REQUIREMENT:
Print every entry word for word, but omit the pictures.

Data excerpts:

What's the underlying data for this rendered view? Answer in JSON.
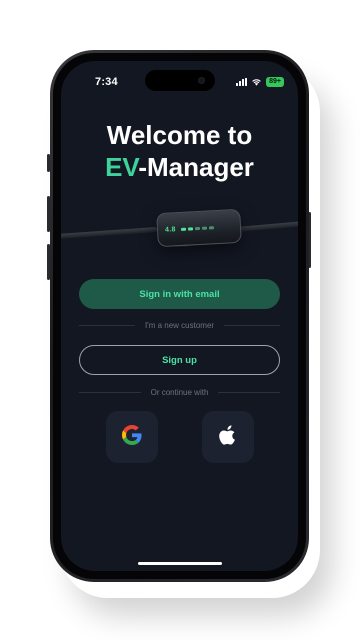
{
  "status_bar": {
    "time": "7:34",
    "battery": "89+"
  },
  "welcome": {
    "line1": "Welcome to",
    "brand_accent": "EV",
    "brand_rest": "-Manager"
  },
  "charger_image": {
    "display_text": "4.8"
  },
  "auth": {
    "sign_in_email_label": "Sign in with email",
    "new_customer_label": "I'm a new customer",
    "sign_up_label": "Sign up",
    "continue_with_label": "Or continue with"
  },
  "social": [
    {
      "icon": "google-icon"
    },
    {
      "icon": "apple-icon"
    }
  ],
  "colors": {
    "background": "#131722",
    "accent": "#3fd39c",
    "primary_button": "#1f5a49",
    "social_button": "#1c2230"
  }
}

TASK RESULT:
What's the underlying data for this rendered view? Answer in JSON.
{
  "status_bar": {
    "time": "7:34",
    "battery": "89+"
  },
  "welcome": {
    "line1": "Welcome to",
    "brand_accent": "EV",
    "brand_rest": "-Manager"
  },
  "charger_image": {
    "display_text": "4.8"
  },
  "auth": {
    "sign_in_email_label": "Sign in with email",
    "new_customer_label": "I'm a new customer",
    "sign_up_label": "Sign up",
    "continue_with_label": "Or continue with"
  },
  "social": [
    {
      "icon": "google-icon"
    },
    {
      "icon": "apple-icon"
    }
  ],
  "colors": {
    "background": "#131722",
    "accent": "#3fd39c",
    "primary_button": "#1f5a49",
    "social_button": "#1c2230"
  }
}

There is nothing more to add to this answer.